-- Start THE RECORDS --

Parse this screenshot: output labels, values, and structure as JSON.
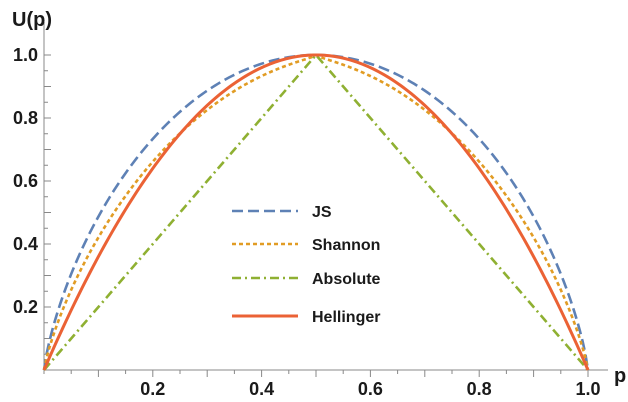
{
  "chart_data": {
    "type": "line",
    "xlabel": "p",
    "ylabel": "U(p)",
    "xlim": [
      0,
      1
    ],
    "ylim": [
      0,
      1
    ],
    "x_ticks": [
      "0.2",
      "0.4",
      "0.6",
      "0.8",
      "1.0"
    ],
    "y_ticks": [
      "0.2",
      "0.4",
      "0.6",
      "0.8",
      "1.0"
    ],
    "legend_position": "center",
    "grid": false,
    "x": [
      0,
      0.05,
      0.1,
      0.15,
      0.2,
      0.25,
      0.3,
      0.35,
      0.4,
      0.45,
      0.5,
      0.55,
      0.6,
      0.65,
      0.7,
      0.75,
      0.8,
      0.85,
      0.9,
      0.95,
      1
    ],
    "series": [
      {
        "name": "JS",
        "color": "#5e81b5",
        "dash": "dashed",
        "values": [
          0,
          0.4,
          0.56,
          0.68,
          0.77,
          0.84,
          0.9,
          0.95,
          0.98,
          0.995,
          1.0,
          0.995,
          0.98,
          0.95,
          0.9,
          0.84,
          0.77,
          0.68,
          0.56,
          0.4,
          0
        ]
      },
      {
        "name": "Shannon",
        "color": "#e19c24",
        "dash": "dotted",
        "values": [
          0,
          0.29,
          0.47,
          0.61,
          0.72,
          0.81,
          0.88,
          0.93,
          0.97,
          0.99,
          1.0,
          0.99,
          0.97,
          0.93,
          0.88,
          0.81,
          0.72,
          0.61,
          0.47,
          0.29,
          0
        ]
      },
      {
        "name": "Absolute",
        "color": "#8fb032",
        "dash": "dashdot",
        "values": [
          0,
          0.1,
          0.2,
          0.3,
          0.4,
          0.5,
          0.6,
          0.7,
          0.8,
          0.9,
          1.0,
          0.9,
          0.8,
          0.7,
          0.6,
          0.5,
          0.4,
          0.3,
          0.2,
          0.1,
          0
        ]
      },
      {
        "name": "Hellinger",
        "color": "#eb6235",
        "dash": "solid",
        "values": [
          0,
          0.19,
          0.36,
          0.51,
          0.64,
          0.75,
          0.84,
          0.91,
          0.96,
          0.99,
          1.0,
          0.99,
          0.96,
          0.91,
          0.84,
          0.75,
          0.64,
          0.51,
          0.36,
          0.19,
          0
        ]
      }
    ]
  }
}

-- End THE RECORDS --

-- WHAT TO WORK ON --
All of the lines above should be retyped precisely, apart from the pictures.

-- TASK SOLUTION --
Parse this screenshot: output labels, values, and structure as JSON.
{
  "chart_data": {
    "type": "line",
    "xlabel": "p",
    "ylabel": "U(p)",
    "xlim": [
      0,
      1
    ],
    "ylim": [
      0,
      1
    ],
    "x_ticks": [
      "0.2",
      "0.4",
      "0.6",
      "0.8",
      "1.0"
    ],
    "y_ticks": [
      "0.2",
      "0.4",
      "0.6",
      "0.8",
      "1.0"
    ],
    "legend_position": "center",
    "grid": false,
    "x": [
      0,
      0.05,
      0.1,
      0.15,
      0.2,
      0.25,
      0.3,
      0.35,
      0.4,
      0.45,
      0.5,
      0.55,
      0.6,
      0.65,
      0.7,
      0.75,
      0.8,
      0.85,
      0.9,
      0.95,
      1
    ],
    "series": [
      {
        "name": "JS",
        "color": "#5e81b5",
        "dash": "dashed",
        "values": [
          0,
          0.4,
          0.56,
          0.68,
          0.77,
          0.84,
          0.9,
          0.95,
          0.98,
          0.995,
          1.0,
          0.995,
          0.98,
          0.95,
          0.9,
          0.84,
          0.77,
          0.68,
          0.56,
          0.4,
          0
        ]
      },
      {
        "name": "Shannon",
        "color": "#e19c24",
        "dash": "dotted",
        "values": [
          0,
          0.29,
          0.47,
          0.61,
          0.72,
          0.81,
          0.88,
          0.93,
          0.97,
          0.99,
          1.0,
          0.99,
          0.97,
          0.93,
          0.88,
          0.81,
          0.72,
          0.61,
          0.47,
          0.29,
          0
        ]
      },
      {
        "name": "Absolute",
        "color": "#8fb032",
        "dash": "dashdot",
        "values": [
          0,
          0.1,
          0.2,
          0.3,
          0.4,
          0.5,
          0.6,
          0.7,
          0.8,
          0.9,
          1.0,
          0.9,
          0.8,
          0.7,
          0.6,
          0.5,
          0.4,
          0.3,
          0.2,
          0.1,
          0
        ]
      },
      {
        "name": "Hellinger",
        "color": "#eb6235",
        "dash": "solid",
        "values": [
          0,
          0.19,
          0.36,
          0.51,
          0.64,
          0.75,
          0.84,
          0.91,
          0.96,
          0.99,
          1.0,
          0.99,
          0.96,
          0.91,
          0.84,
          0.75,
          0.64,
          0.51,
          0.36,
          0.19,
          0
        ]
      }
    ]
  }
}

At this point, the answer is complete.